* [Your task]:
Locate the lines of the listing below that hold "start", then copy each of them.
-- begin Provided data --
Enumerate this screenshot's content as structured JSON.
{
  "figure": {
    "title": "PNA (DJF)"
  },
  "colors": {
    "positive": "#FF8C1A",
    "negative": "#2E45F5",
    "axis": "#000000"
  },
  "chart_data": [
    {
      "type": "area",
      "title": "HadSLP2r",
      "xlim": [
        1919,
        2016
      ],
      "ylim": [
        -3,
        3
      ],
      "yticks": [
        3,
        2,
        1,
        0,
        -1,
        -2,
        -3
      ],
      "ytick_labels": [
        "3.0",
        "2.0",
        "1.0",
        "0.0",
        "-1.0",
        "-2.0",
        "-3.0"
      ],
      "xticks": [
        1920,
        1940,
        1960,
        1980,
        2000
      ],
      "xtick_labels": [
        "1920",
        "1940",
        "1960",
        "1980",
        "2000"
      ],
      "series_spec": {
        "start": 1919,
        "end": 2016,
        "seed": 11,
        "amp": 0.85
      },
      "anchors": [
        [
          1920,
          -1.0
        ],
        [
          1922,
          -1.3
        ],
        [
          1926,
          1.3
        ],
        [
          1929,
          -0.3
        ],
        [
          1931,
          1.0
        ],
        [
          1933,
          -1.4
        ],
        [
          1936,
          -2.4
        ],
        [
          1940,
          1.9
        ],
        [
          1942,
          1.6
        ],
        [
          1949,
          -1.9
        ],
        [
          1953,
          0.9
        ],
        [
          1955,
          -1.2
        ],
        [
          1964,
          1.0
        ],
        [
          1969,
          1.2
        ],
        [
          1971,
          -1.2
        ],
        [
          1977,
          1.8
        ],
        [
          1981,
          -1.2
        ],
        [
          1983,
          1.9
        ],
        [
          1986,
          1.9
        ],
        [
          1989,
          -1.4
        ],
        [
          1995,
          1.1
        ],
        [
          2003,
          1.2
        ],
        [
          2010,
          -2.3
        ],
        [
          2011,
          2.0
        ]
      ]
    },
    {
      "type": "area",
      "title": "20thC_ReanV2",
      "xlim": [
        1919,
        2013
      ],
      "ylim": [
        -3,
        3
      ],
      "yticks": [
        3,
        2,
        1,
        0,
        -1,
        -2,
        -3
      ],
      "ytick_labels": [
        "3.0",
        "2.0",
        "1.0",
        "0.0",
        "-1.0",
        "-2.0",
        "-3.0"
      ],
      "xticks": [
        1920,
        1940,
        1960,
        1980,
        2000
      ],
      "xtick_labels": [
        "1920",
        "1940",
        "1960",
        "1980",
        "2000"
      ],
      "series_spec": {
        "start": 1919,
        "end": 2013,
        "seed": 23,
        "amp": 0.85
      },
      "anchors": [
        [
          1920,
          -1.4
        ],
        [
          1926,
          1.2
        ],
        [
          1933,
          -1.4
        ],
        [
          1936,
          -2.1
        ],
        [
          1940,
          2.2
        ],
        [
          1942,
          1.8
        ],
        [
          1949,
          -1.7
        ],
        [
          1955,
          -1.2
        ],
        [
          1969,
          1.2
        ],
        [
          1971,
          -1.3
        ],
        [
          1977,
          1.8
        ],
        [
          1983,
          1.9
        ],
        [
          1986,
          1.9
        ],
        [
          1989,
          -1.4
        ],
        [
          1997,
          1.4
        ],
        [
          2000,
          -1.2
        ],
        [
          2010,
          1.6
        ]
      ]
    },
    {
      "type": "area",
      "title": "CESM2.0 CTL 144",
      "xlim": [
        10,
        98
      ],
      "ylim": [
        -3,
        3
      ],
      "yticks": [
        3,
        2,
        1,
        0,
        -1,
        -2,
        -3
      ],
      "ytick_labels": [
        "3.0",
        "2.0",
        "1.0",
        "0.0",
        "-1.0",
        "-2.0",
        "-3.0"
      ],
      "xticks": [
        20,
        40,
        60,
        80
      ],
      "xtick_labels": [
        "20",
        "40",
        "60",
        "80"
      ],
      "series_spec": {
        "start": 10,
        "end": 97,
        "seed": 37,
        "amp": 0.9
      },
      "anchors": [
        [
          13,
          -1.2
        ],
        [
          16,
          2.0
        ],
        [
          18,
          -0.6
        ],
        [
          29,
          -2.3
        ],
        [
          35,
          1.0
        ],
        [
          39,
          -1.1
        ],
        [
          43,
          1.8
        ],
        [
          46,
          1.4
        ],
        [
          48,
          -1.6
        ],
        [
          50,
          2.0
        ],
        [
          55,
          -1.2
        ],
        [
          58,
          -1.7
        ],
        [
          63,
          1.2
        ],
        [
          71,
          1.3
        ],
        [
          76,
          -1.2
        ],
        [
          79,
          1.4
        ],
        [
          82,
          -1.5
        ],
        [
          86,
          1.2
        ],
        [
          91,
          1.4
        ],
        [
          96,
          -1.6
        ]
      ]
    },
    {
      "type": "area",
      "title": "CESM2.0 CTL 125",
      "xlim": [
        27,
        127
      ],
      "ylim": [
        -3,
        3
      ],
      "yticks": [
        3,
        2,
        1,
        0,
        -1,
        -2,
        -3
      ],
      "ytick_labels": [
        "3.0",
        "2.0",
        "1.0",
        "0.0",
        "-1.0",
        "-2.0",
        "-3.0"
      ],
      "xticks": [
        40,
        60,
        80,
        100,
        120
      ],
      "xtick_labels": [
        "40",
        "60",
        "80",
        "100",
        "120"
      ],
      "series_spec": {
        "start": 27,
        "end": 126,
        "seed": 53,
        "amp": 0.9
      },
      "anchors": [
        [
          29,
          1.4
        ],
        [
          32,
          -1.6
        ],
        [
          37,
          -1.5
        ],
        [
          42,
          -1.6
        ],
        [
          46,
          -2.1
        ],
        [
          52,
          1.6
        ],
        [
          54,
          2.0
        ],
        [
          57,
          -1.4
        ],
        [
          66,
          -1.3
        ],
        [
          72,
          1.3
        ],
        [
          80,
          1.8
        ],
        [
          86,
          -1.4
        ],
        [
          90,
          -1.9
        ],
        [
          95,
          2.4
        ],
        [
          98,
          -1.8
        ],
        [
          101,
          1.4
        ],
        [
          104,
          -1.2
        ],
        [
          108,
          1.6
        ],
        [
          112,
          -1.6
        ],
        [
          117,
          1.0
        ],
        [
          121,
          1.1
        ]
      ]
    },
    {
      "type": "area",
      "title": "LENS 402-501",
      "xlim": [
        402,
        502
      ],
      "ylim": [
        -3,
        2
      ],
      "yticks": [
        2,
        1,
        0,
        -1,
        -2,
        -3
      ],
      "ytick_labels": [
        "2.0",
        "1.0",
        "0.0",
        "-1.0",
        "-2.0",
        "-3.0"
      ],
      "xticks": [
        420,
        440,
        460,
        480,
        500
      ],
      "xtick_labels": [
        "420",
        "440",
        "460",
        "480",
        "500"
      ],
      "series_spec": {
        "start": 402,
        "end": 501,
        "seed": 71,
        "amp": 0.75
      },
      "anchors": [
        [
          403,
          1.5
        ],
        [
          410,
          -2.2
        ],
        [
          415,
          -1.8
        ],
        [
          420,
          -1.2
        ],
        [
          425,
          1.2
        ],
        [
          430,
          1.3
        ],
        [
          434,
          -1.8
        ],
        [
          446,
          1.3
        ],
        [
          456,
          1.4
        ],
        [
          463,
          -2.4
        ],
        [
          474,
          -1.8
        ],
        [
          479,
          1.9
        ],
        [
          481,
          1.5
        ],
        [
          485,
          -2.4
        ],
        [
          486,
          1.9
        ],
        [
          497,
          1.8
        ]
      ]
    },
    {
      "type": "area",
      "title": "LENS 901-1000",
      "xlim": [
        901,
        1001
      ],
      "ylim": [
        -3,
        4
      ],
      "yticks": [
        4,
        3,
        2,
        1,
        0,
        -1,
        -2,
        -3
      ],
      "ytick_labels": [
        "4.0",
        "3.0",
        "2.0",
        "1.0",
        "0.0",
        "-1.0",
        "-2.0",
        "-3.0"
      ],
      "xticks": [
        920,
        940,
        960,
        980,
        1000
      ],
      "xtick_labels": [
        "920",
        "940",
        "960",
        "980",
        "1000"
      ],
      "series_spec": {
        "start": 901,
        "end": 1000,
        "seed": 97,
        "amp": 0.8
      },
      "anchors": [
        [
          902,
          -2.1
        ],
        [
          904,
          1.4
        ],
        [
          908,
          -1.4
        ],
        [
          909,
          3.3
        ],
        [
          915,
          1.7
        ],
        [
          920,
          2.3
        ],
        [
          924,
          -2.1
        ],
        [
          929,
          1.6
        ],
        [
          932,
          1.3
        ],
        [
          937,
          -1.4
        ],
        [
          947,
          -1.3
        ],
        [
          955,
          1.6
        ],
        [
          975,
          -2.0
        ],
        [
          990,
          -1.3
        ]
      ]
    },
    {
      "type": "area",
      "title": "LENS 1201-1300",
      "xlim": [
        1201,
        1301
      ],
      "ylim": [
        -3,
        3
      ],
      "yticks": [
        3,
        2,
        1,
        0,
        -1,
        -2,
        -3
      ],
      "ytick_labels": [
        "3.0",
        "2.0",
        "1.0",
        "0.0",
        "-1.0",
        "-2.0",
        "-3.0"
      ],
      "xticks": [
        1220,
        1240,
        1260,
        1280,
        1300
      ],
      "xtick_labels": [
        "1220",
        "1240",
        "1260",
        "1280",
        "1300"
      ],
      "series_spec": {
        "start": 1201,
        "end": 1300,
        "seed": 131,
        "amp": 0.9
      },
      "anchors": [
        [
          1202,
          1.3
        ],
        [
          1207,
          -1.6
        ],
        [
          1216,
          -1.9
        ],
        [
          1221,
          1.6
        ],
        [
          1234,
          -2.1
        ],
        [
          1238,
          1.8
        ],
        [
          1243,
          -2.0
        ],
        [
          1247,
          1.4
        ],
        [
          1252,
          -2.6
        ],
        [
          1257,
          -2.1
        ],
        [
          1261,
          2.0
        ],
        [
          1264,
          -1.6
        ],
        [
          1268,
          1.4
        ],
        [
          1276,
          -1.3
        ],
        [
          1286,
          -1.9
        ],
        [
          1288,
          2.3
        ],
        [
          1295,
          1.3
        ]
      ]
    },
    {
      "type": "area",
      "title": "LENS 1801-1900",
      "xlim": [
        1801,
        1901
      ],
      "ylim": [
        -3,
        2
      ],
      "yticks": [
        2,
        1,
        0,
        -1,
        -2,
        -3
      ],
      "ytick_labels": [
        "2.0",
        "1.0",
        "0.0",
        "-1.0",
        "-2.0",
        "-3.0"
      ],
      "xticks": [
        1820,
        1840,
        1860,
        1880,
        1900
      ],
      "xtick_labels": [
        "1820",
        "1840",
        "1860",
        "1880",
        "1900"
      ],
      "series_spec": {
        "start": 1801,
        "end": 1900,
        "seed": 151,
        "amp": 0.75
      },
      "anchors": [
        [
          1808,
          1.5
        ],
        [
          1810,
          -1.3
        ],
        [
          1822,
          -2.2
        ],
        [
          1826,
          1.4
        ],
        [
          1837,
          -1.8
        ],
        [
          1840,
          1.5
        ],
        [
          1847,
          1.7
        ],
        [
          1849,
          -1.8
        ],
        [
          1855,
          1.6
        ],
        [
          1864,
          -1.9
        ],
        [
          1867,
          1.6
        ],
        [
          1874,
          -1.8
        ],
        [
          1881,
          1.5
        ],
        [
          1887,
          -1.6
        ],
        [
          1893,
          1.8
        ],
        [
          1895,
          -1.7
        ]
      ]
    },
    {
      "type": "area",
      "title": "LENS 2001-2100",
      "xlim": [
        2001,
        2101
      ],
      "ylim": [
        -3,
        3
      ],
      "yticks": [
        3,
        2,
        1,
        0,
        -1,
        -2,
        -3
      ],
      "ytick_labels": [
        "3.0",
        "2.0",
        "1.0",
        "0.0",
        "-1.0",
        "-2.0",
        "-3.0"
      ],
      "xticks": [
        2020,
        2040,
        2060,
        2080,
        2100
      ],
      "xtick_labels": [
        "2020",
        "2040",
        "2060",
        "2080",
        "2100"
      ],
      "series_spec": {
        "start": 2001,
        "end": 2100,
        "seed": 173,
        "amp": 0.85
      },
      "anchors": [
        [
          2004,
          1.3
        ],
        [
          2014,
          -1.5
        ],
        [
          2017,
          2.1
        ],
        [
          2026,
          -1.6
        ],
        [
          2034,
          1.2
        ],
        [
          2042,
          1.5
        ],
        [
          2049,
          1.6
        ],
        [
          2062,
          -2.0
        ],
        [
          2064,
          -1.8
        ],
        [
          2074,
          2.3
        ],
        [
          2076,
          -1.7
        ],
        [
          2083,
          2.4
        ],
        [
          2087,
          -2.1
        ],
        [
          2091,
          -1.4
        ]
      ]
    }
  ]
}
-- end Provided data --
* [Solution to this problem]:
        "start": 1919,
        "start": 1919,
        "start": 10,
        "start": 27,
        "start": 402,
        "start": 901,
        "start": 1201,
        "start": 1801,
        "start": 2001,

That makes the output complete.